# Required task
Look for "space" in the listing below. Gather each line that contains it.

# Extracted entries

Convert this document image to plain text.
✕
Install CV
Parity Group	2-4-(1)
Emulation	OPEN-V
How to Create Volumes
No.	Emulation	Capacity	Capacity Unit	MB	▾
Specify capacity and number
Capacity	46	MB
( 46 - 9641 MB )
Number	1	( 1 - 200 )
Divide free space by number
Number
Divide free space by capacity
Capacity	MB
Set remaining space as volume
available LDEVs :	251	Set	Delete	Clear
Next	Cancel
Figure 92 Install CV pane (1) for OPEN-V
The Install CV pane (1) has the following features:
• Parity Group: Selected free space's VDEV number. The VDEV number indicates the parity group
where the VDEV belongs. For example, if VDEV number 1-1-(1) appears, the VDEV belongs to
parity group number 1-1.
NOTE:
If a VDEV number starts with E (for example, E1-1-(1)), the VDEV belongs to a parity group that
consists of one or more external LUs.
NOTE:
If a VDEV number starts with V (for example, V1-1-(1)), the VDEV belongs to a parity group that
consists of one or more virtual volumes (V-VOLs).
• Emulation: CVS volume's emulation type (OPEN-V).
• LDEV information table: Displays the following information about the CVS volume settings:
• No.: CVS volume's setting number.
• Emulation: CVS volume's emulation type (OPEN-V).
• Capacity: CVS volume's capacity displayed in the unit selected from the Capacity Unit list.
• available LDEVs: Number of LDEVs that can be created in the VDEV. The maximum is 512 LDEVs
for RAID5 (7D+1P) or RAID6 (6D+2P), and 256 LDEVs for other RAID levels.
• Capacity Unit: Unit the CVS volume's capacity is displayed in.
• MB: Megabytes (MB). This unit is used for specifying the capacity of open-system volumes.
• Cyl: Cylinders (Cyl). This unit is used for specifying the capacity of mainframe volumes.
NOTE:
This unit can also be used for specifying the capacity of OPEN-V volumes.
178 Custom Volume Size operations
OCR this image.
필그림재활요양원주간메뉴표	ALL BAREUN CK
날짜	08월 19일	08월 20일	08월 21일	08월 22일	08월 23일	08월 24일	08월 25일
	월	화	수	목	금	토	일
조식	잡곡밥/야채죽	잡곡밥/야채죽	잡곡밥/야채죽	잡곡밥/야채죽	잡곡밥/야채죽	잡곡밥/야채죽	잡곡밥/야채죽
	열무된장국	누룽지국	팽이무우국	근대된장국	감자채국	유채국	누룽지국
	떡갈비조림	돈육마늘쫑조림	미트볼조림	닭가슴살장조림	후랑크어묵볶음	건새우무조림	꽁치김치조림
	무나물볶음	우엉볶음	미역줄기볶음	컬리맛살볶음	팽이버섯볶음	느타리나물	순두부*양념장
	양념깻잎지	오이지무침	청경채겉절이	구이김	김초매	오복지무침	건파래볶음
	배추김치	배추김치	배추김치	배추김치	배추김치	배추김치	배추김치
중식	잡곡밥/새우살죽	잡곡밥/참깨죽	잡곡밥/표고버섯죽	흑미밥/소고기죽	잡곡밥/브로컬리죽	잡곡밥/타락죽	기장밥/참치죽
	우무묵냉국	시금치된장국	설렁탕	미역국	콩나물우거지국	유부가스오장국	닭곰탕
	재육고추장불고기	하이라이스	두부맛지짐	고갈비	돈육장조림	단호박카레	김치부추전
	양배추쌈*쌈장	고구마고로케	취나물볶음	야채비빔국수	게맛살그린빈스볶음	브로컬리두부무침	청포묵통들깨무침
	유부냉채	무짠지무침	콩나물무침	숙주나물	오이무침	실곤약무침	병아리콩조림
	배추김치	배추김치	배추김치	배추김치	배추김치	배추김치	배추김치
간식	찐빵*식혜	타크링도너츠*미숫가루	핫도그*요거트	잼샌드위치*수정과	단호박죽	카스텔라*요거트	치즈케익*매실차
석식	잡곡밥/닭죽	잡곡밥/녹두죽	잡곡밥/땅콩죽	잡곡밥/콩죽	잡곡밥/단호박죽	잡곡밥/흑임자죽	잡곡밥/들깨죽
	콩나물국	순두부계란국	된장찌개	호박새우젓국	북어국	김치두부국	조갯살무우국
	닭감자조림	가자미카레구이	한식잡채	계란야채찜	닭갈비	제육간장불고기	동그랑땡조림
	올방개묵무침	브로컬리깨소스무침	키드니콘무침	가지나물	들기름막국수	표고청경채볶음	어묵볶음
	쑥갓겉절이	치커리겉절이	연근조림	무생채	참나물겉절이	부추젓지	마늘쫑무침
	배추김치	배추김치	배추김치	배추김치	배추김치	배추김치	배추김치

# Task response
Divide free space by number
Divide free space by capacity
Set remaining space as volume
• Parity Group: Selected free space's VDEV number. The VDEV number indicates the parity group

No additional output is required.